* begin Task data *
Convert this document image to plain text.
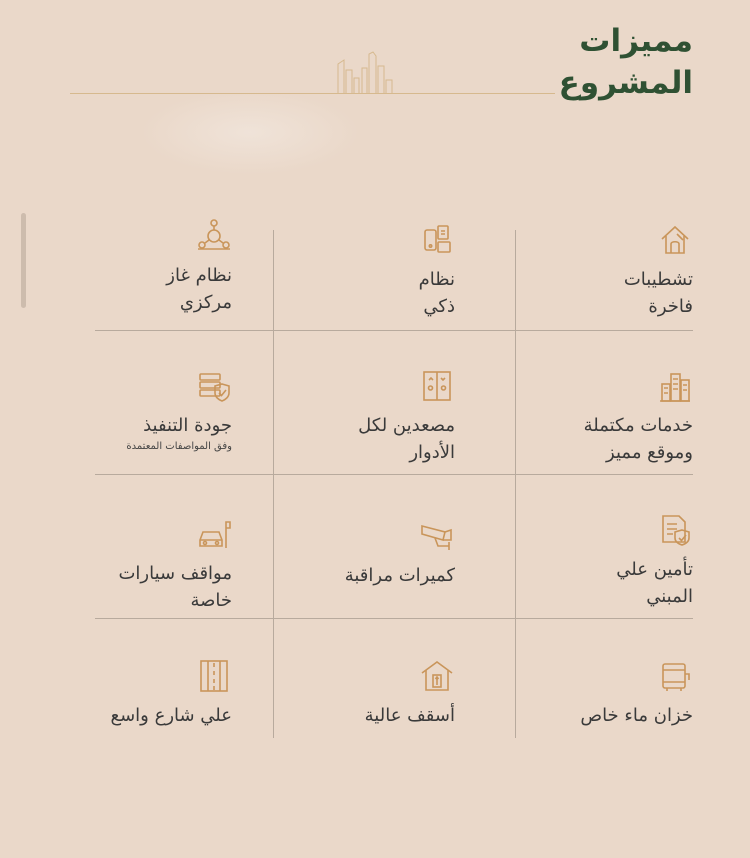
مميزات
المشروع
تشطيبات
فاخرة
نظام
ذكي
نظام غاز
مركزي
خدمات مكتملة
وموقع مميز
مصعدين لكل
الأدوار
جودة التنفيذ
وفق المواصفات المعتمدة
تأمين علي
المبني
كميرات مراقبة
مواقف سيارات
خاصة
خزان ماء خاص
أسقف عالية
علي شارع واسع
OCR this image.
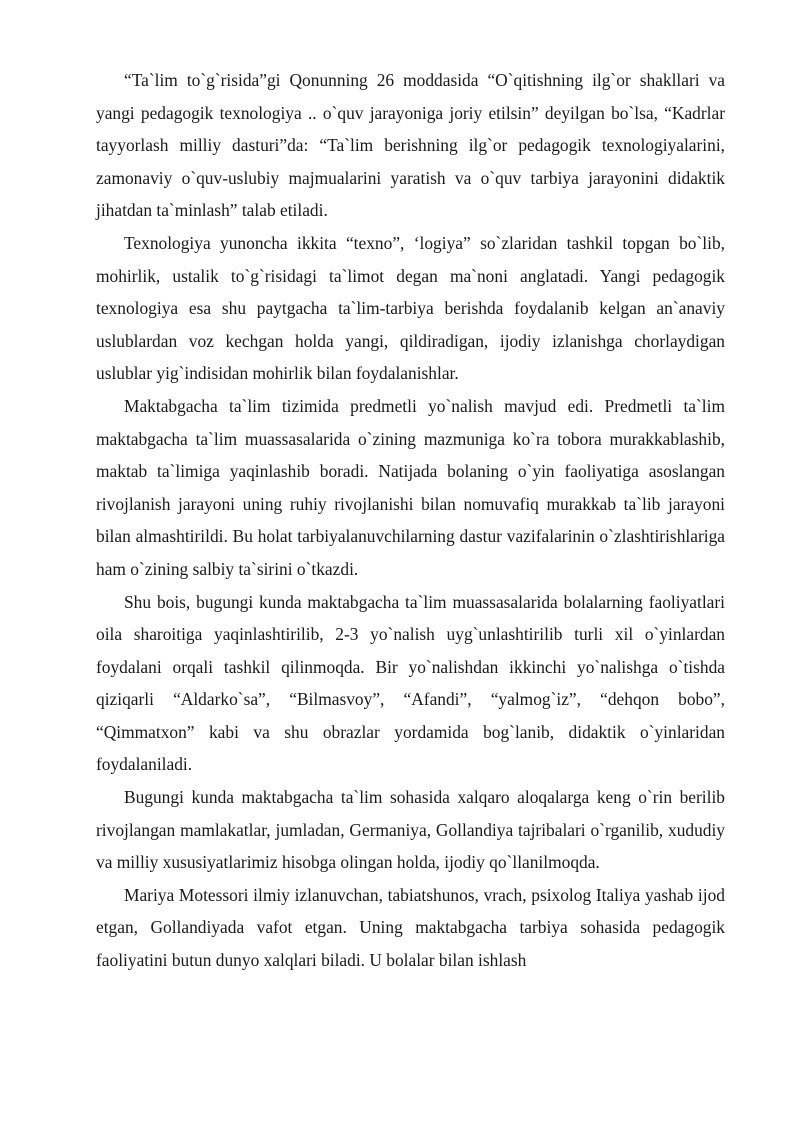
“Ta`lim to`g`risida”gi Qonunning 26 moddasida “O`qitishning ilg`or shakllari va yangi pedagogik texnologiya .. o`quv jarayoniga joriy etilsin” deyilgan bo`lsa, “Kadrlar tayyorlash milliy dasturi”da: “Ta`lim berishning ilg`or pedagogik texnologiyalarini, zamonaviy o`quv-uslubiy majmualarini yaratish va o`quv tarbiya jarayonini didaktik jihatdan ta`minlash” talab etiladi.

Texnologiya yunoncha ikkita “texno”, ‘logiya” so`zlaridan tashkil topgan bo`lib, mohirlik, ustalik to`g`risidagi ta`limot degan ma`noni anglatadi. Yangi pedagogik texnologiya esa shu paytgacha ta`lim-tarbiya berishda foydalanib kelgan an`anaviy uslublardan voz kechgan holda yangi, qildiradigan, ijodiy izlanishga chorlaydigan uslublar yig`indisidan mohirlik bilan foydalanishlar.

Maktabgacha ta`lim tizimida predmetli yo`nalish mavjud edi. Predmetli ta`lim maktabgacha ta`lim muassasalarida o`zining mazmuniga ko`ra tobora murakkablashib, maktab ta`limiga yaqinlashib boradi. Natijada bolaning o`yin faoliyatiga asoslangan rivojlanish jarayoni uning ruhiy rivojlanishi bilan nomuvafiq murakkab ta`lib jarayoni bilan almashtirildi. Bu holat tarbiyalanuvchilarning dastur vazifalarinin o`zlashtirishlariga ham o`zining salbiy ta`sirini o`tkazdi.

Shu bois, bugungi kunda maktabgacha ta`lim muassasalarida bolalarning faoliyatlari oila sharoitiga yaqinlashtirilib, 2-3 yo`nalish uyg`unlashtirilib turli xil o`yinlardan foydalani orqali tashkil qilinmoqda. Bir yo`nalishdan ikkinchi yo`nalishga o`tishda qiziqarli “Aldarko`sa”, “Bilmasvoy”, “Afandi”, “yalmog`iz”, “dehqon bobo”, “Qimmatxon” kabi va shu obrazlar yordamida bog`lanib, didaktik o`yinlaridan foydalaniladi.

Bugungi kunda maktabgacha ta`lim sohasida xalqaro aloqalarga keng o`rin berilib rivojlangan mamlakatlar, jumladan, Germaniya, Gollandiya tajribalari o`rganilib, xududiy va milliy xususiyatlarimiz hisobga olingan holda, ijodiy qo`llanilmoqda.

Mariya Motessori ilmiy izlanuvchan, tabiatshunos, vrach, psixolog Italiya yashab ijod etgan, Gollandiyada vafot etgan. Uning maktabgacha tarbiya sohasida pedagogik faoliyatini butun dunyo xalqlari biladi. U bolalar bilan ishlash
* end Task data *
In the listing above, find the lines holding the word "this" and copy them.

§ **Exercise output**:
Convert this document image to plain text.
OCR this image.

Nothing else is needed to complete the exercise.